**DATASET ENTRIES**
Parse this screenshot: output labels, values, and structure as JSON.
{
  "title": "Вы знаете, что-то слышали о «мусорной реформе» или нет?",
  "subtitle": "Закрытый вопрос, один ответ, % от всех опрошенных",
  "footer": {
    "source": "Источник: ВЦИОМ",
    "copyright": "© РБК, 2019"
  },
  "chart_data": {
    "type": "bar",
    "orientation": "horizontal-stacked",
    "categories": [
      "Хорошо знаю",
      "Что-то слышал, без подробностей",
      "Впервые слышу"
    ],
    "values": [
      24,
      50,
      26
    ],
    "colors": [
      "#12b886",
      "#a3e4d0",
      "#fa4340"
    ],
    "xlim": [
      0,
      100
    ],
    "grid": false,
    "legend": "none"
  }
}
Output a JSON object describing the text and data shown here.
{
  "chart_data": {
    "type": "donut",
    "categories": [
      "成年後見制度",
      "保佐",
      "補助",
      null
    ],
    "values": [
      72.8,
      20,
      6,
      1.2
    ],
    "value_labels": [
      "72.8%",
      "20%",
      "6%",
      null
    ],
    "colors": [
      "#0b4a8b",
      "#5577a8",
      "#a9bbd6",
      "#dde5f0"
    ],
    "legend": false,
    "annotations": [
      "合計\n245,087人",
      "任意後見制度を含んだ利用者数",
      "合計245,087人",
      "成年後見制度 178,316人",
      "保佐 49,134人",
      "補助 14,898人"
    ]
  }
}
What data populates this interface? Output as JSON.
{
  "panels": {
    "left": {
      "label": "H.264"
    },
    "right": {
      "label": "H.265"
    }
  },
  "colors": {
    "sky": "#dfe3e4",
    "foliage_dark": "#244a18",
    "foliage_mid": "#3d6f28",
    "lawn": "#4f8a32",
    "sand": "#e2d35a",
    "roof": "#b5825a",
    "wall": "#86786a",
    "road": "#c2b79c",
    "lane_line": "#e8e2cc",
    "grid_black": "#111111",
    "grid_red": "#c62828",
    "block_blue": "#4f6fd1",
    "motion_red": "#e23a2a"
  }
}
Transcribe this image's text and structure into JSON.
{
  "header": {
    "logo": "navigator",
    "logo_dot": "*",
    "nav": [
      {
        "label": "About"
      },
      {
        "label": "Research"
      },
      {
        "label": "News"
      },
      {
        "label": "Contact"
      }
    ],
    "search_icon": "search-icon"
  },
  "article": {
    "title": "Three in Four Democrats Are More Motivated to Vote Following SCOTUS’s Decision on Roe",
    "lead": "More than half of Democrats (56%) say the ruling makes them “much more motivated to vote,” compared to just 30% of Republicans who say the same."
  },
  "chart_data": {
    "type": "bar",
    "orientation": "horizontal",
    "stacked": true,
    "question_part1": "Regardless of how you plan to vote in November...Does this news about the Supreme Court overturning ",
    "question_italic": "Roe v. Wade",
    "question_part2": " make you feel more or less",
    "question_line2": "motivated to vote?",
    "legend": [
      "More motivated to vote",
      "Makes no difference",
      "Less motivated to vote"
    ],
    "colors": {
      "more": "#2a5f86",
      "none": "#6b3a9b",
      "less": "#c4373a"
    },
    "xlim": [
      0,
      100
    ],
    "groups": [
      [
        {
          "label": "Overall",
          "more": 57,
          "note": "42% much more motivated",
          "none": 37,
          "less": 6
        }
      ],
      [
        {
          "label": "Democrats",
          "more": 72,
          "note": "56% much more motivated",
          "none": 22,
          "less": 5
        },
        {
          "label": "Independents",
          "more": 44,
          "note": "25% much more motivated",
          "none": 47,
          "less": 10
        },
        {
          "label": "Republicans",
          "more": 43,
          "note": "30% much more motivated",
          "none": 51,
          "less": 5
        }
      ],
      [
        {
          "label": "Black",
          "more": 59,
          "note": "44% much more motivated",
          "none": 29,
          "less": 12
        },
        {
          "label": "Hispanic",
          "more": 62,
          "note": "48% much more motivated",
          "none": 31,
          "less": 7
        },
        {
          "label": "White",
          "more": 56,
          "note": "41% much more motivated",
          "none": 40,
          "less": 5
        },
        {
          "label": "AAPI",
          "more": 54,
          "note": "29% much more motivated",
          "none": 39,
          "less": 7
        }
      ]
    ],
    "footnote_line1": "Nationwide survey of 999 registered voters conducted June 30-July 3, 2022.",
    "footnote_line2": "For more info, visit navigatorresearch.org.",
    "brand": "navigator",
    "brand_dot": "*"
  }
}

**TASK DETAILS**
From the entries above, copy out every line where the string "JSON" appears.

**THE RESULT**
Parse this screenshot: output labels, values, and structure as JSON.
Output a JSON object describing the text and data shown here.
What data populates this interface? Output as JSON.
Transcribe this image's text and structure into JSON.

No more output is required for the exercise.